AIM OF THE EXERCISE:
Reproduce the data exactly.

MATERIAL TO PROCESS:
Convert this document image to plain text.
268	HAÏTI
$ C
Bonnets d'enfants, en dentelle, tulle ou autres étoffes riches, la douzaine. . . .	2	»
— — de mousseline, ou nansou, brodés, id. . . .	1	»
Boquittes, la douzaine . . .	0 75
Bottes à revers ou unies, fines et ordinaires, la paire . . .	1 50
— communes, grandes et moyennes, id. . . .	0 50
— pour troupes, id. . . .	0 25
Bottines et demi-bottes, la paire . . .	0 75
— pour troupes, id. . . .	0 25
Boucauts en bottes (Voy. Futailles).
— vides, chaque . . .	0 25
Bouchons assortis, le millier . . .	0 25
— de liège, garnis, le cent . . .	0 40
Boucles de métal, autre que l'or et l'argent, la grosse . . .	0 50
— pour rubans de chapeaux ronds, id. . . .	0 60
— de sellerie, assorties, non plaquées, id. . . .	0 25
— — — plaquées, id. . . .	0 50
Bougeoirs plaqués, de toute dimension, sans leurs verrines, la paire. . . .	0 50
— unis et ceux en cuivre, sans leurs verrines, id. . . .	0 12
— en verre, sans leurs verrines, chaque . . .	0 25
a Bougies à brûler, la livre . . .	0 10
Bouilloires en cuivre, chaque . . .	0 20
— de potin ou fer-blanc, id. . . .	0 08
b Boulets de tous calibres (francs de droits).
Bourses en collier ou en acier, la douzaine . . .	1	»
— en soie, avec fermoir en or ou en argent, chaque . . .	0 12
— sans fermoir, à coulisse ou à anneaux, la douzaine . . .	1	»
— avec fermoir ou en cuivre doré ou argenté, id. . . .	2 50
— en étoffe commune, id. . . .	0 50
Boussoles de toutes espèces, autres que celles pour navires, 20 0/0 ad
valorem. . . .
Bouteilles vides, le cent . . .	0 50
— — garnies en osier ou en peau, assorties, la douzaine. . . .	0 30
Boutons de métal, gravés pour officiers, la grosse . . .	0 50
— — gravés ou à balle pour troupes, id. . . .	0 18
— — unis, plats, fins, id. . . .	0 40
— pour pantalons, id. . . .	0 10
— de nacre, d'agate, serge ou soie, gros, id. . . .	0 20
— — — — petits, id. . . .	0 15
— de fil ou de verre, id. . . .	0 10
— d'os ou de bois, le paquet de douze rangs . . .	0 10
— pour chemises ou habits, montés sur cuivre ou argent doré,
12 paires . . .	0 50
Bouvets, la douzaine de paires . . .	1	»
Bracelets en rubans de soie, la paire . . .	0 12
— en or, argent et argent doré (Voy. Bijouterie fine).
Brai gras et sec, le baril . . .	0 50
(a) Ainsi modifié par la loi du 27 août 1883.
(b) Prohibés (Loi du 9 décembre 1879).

OUTPUT OF THE TASK:
Convert this document image to plain text.
268	HAÏTI
$ C
Bonnets d'enfants, en dentelle, tulle ou autres étoffes riches, la douzaine. . . .	2	»
— — de mousseline, ou nansou, brodés, id. . . .	1	»
Boquittes, la douzaine . . .	0 75
Bottes à revers ou unies, fines et ordinaires, la paire . . .	1 50
— communes, grandes et moyennes, id. . . .	0 50
— pour troupes, id. . . .	0 25
Bottines et demi-bottes, la paire . . .	0 75
— pour troupes, id. . . .	0 25
Boucauts en bottes (Voy. Futailles).
— vides, chaque . . .	0 25
Bouchons assortis, le millier . . .	0 25
— de liège, garnis, le cent . . .	0 40
Boucles de métal, autre que l'or et l'argent, la grosse . . .	0 50
— pour rubans de chapeaux ronds, id. . . .	0 60
— de sellerie, assorties, non plaquées, id. . . .	0 25
— — — plaquées, id. . . .	0 50
Bougeoirs plaqués, de toute dimension, sans leurs verrines, la paire. . . .	0 50
— unis et ceux en cuivre, sans leurs verrines, id. . . .	0 12
— en verre, sans leurs verrines, chaque . . .	0 25
a Bougies à brûler, la livre . . .	0 10
Bouilloires en cuivre, chaque . . .	0 20
— de potin ou fer-blanc, id. . . .	0 08
b Boulets de tous calibres (francs de droits).
Bourses en collier ou en acier, la douzaine . . .	1	»
— en soie, avec fermoir en or ou en argent, chaque . . .	0 12
— sans fermoir, à coulisse ou à anneaux, la douzaine . . .	1	»
— avec fermoir ou en cuivre doré ou argenté, id. . . .	2 50
— en étoffe commune, id. . . .	0 50
Boussoles de toutes espèces, autres que celles pour navires, 20 0/0 ad
valorem. . . .
Bouteilles vides, le cent . . .	0 50
— — garnies en osier ou en peau, assorties, la douzaine. . . .	0 30
Boutons de métal, gravés pour officiers, la grosse . . .	0 50
— — gravés ou à balle pour troupes, id. . . .	0 18
— — unis, plats, fins, id. . . .	0 40
— pour pantalons, id. . . .	0 10
— de nacre, d'agate, serge ou soie, gros, id. . . .	0 20
— — — — petits, id. . . .	0 15
— de fil ou de verre, id. . . .	0 10
— d'os ou de bois, le paquet de douze rangs . . .	0 10
— pour chemises ou habits, montés sur cuivre ou argent doré,
12 paires . . .	0 50
Bouvets, la douzaine de paires . . .	1	»
Bracelets en rubans de soie, la paire . . .	0 12
— en or, argent et argent doré (Voy. Bijouterie fine).
Brai gras et sec, le baril . . .	0 50
(a) Ainsi modifié par la loi du 27 août 1883.
(b) Prohibés (Loi du 9 décembre 1879).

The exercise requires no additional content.